◆ **WHAT NEEDS TO BE DONE**
Filter the lines below, copying only those with the string "document".

◆ **INFORMATION SHOWN**

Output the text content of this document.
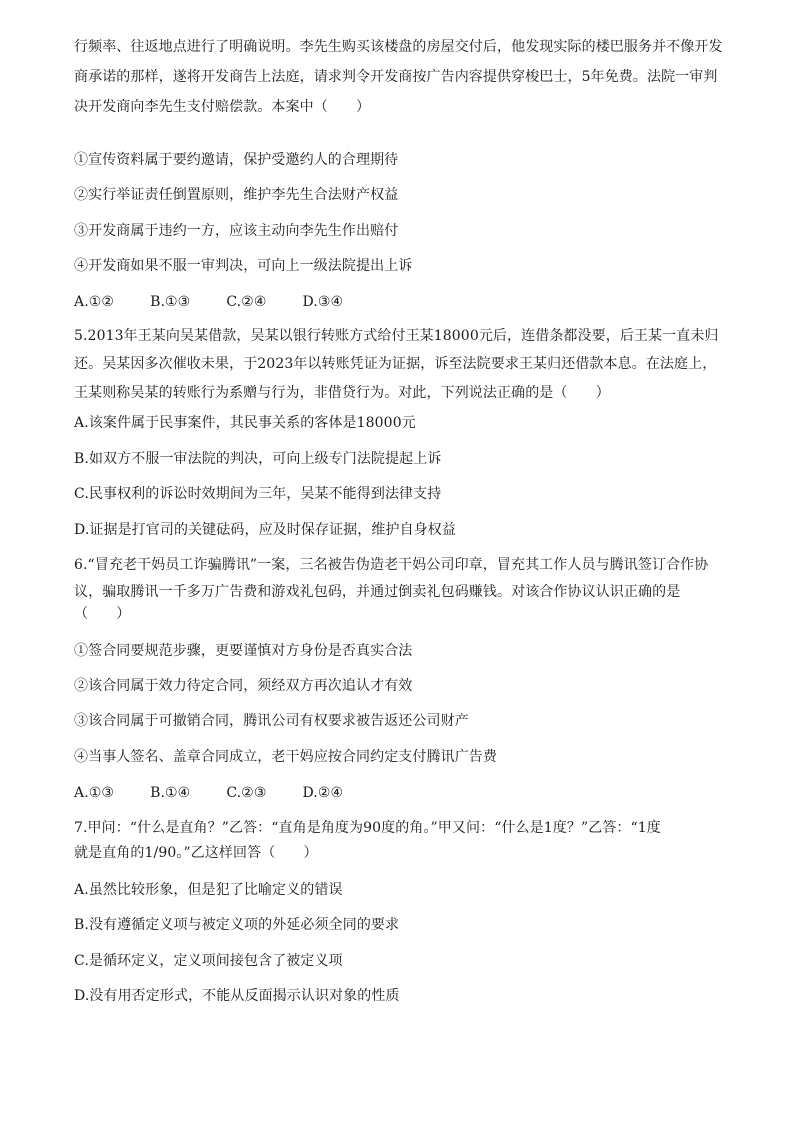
行频率、往返地点进行了明确说明。李先生购买该楼盘的房屋交付后，他发现实际的楼巴服务并不像开发
商承诺的那样，遂将开发商告上法庭，请求判令开发商按广告内容提供穿梭巴士，5年免费。法院一审判
决开发商向李先生支付赔偿款。本案中（　　）
①宣传资料属于要约邀请，保护受邀约人的合理期待
②实行举证责任倒置原则，维护李先生合法财产权益
③开发商属于违约一方，应该主动向李先生作出赔付
④开发商如果不服一审判决，可向上一级法院提出上诉
A.①②	B.①③	C.②④	D.③④
5.2013年王某向吴某借款，吴某以银行转账方式给付王某18000元后，连借条都没要，后王某一直未归
还。吴某因多次催收未果，于2023年以转账凭证为证据，诉至法院要求王某归还借款本息。在法庭上，
王某则称吴某的转账行为系赠与行为，非借贷行为。对此，下列说法正确的是（　　）
A.该案件属于民事案件，其民事关系的客体是18000元
B.如双方不服一审法院的判决，可向上级专门法院提起上诉
C.民事权利的诉讼时效期间为三年，吴某不能得到法律支持
D.证据是打官司的关键砝码，应及时保存证据，维护自身权益
6.“冒充老干妈员工诈骗腾讯”一案，三名被告伪造老干妈公司印章，冒充其工作人员与腾讯签订合作协
议，骗取腾讯一千多万广告费和游戏礼包码，并通过倒卖礼包码赚钱。对该合作协议认识正确的是
（　　）
①签合同要规范步骤，更要谨慎对方身份是否真实合法
②该合同属于效力待定合同，须经双方再次追认才有效
③该合同属于可撤销合同，腾讯公司有权要求被告返还公司财产
④当事人签名、盖章合同成立，老干妈应按合同约定支付腾讯广告费
A.①③	B.①④	C.②③	D.②④
7.甲问：“什么是直角？”乙答：“直角是角度为90度的角。”甲又问：“什么是1度？”乙答：“1度
就是直角的1/90。”乙这样回答（　　）
A.虽然比较形象，但是犯了比喻定义的错误
B.没有遵循定义项与被定义项的外延必须全同的要求
C.是循环定义，定义项间接包含了被定义项
D.没有用否定形式，不能从反面揭示认识对象的性质
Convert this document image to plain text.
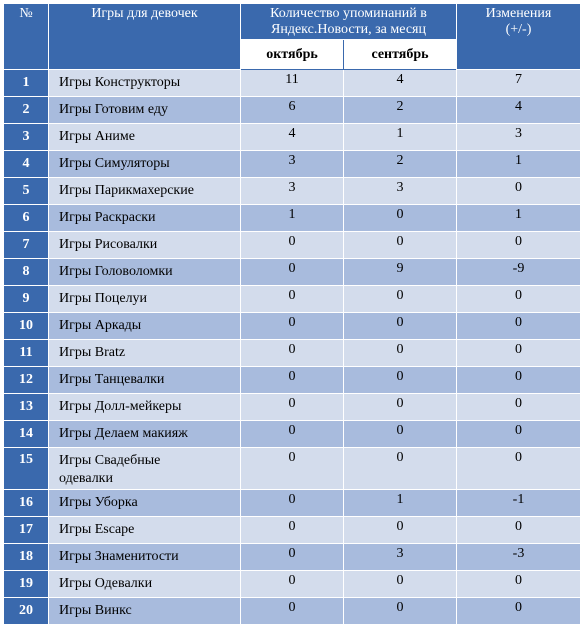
№	Игры для девочек	Количество упоминаний в Яндекс.Новости, за месяц		Изменения
(+/-)

		октябрь	сентябрь	
1	Игры Конструкторы	11	4	7
2	Игры Готовим еду	6	2	4
3	Игры Аниме	4	1	3
4	Игры Симуляторы	3	2	1
5	Игры Парикмахерские	3	3	0
6	Игры Раскраски	1	0	1
7	Игры Рисовалки	0	0	0
8	Игры Головоломки	0	9	-9
9	Игры Поцелуи	0	0	0
10	Игры Аркады	0	0	0
11	Игры Bratz	0	0	0
12	Игры Танцевалки	0	0	0
13	Игры Долл-мейкеры	0	0	0
14	Игры Делаем макияж	0	0	0
15	Игры Свадебные
одевалки	0	0	0
16	Игры Уборка	0	1	-1
17	Игры Escape	0	0	0
18	Игры Знаменитости	0	3	-3
19	Игры Одевалки	0	0	0
20	Игры Винкс	0	0	0
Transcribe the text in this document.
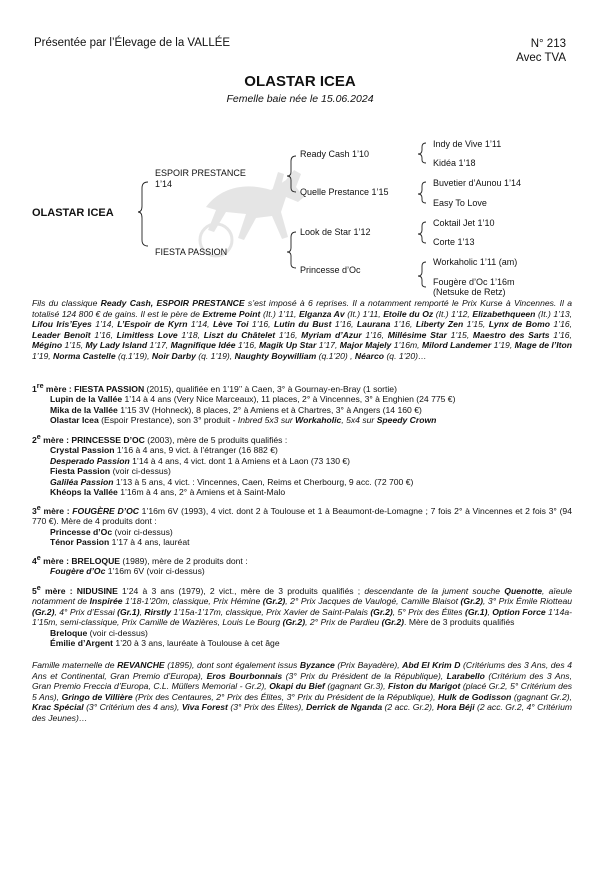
Présentée par l’Élevage de la VALLÉE	N° 213
Avec TVA
OLASTAR ICEA
Femelle baie née le 15.06.2024
OLASTAR ICEA
ESPOIR PRESTANCE
1’14
FIESTA PASSION
Ready Cash 1’10
Quelle Prestance 1’15
Look de Star 1’12
Princesse d’Oc
Indy de Vive 1’11
Kidéa 1’18
Buvetier d’Aunou 1’14
Easy To Love
Coktail Jet 1’10
Corte 1’13
Workaholic 1’11 (am)
Fougère d’Oc 1’16m
(Netsuke de Retz)
Fils du classique Ready Cash, ESPOIR PRESTANCE s’est imposé à 6 reprises. Il a notamment remporté le Prix Kurse à Vincennes. Il a totalisé 124 800 € de gains. Il est le père de Extreme Point (It.) 1’11, Elganza Av (It.) 1’11, Etoile du Oz (It.) 1’12, Elizabethqueen (It.) 1’13, Lifou Iris’Eyes 1’14, L’Espoir de Kyrn 1’14, Lève Toi 1’16, Lutin du Bust 1’16, Laurana 1’16, Liberty Zen 1’15, Lynx de Bomo 1’16, Leader Benoît 1’16, Limitless Love 1’18, Liszt du Châtelet 1’16, Myriam d’Azur 1’16, Millésime Star 1’15, Maestro des Sarts 1’16, Mégino 1’15, My Lady Island 1’17, Magnifique Idée 1’16, Magik Up Star 1’17, Major Majely 1’16m, Milord Landemer 1’19, Mage de l’Iton 1’19, Norma Castelle (q.1’19), Noir Darby (q. 1’19), Naughty Boywilliam (q.1’20) , Néarco (q. 1’20)…

1re mère : FIESTA PASSION (2015), qualifiée en 1’19’’ à Caen, 3° à Gournay-en-Bray (1 sortie)

Lupin de la Vallée 1’14 à 4 ans (Very Nice Marceaux), 11 places, 2° à Vincennes, 3° à Enghien (24 775 €)

Mika de la Vallée 1’15 3V (Hohneck), 8 places, 2° à Amiens et à Chartres, 3° à Angers (14 160 €)

Olastar Icea (Espoir Prestance), son 3° produit - Inbred 5x3 sur Workaholic, 5x4 sur Speedy Crown

2e mère : PRINCESSE D’OC (2003), mère de 5 produits qualifiés :

Crystal Passion 1’16 à 4 ans, 9 vict. à l’étranger (16 882 €)

Desperado Passion 1’14 à 4 ans, 4 vict. dont 1 à Amiens et à Laon (73 130 €)

Fiesta Passion (voir ci-dessus)

Galiléa Passion 1’13 à 5 ans, 4 vict. : Vincennes, Caen, Reims et Cherbourg, 9 acc. (72 700 €)

Khéops la Vallée 1’16m à 4 ans, 2° à Amiens et à Saint-Malo

3e mère : FOUGÈRE D’OC 1’16m 6V (1993), 4 vict. dont 2 à Toulouse et 1 à Beaumont-de-Lomagne ; 7 fois 2° à Vincennes et 2 fois 3° (94 770 €). Mère de 4 produits dont :

Princesse d’Oc (voir ci-dessus)

Ténor Passion 1’17 à 4 ans, lauréat

4e mère : BRELOQUE (1989), mère de 2 produits dont :

Fougère d’Oc 1’16m 6V (voir ci-dessus)

5e mère : NIDUSINE 1’24 à 3 ans (1979), 2 vict., mère de 3 produits qualifiés ; descendante de la jument souche Quenotte, aïeule notamment de Inspirée 1’18-1’20m, classique, Prix Hémine (Gr.2), 2° Prix Jacques de Vaulogé, Camille Blaisot (Gr.2), 3° Prix Émile Riotteau (Gr.2), 4° Prix d’Essai (Gr.1), Rirstly 1’15a-1’17m, classique, Prix Xavier de Saint-Palais (Gr.2), 5° Prix des Élites (Gr.1), Option Force 1’14a-1’15m, semi-classique, Prix Camille de Wazières, Louis Le Bourg (Gr.2), 2° Prix de Pardieu (Gr.2). Mère de 3 produits qualifiés

Breloque (voir ci-dessus)

Émilie d’Argent 1’20 à 3 ans, lauréate à Toulouse à cet âge

Famille maternelle de REVANCHE (1895), dont sont également issus Byzance (Prix Bayadère), Abd El Krim D (Critériums des 3 Ans, des 4 Ans et Continental, Gran Premio d’Europa), Eros Bourbonnais (3° Prix du Président de la République), Larabello (Critérium des 3 Ans, Gran Premio Freccia d’Europa, C.L. Müllers Memorial - Gr.2), Okapi du Bief (gagnant Gr.3), Fiston du Marigot (placé Gr.2, 5° Critérium des 5 Ans), Gringo de Villière (Prix des Centaures, 2° Prix des Élites, 3° Prix du Président de la République), Hulk de Godisson (gagnant Gr.2), Krac Spécial (3° Critérium des 4 ans), Viva Forest (3° Prix des Élites), Derrick de Nganda (2 acc. Gr.2), Hora Béji (2 acc. Gr.2, 4° Critérium des Jeunes)…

◆ **ANSWER**
Output the text content of this document.
Convert this document image to plain text.
Transcribe the text in this document.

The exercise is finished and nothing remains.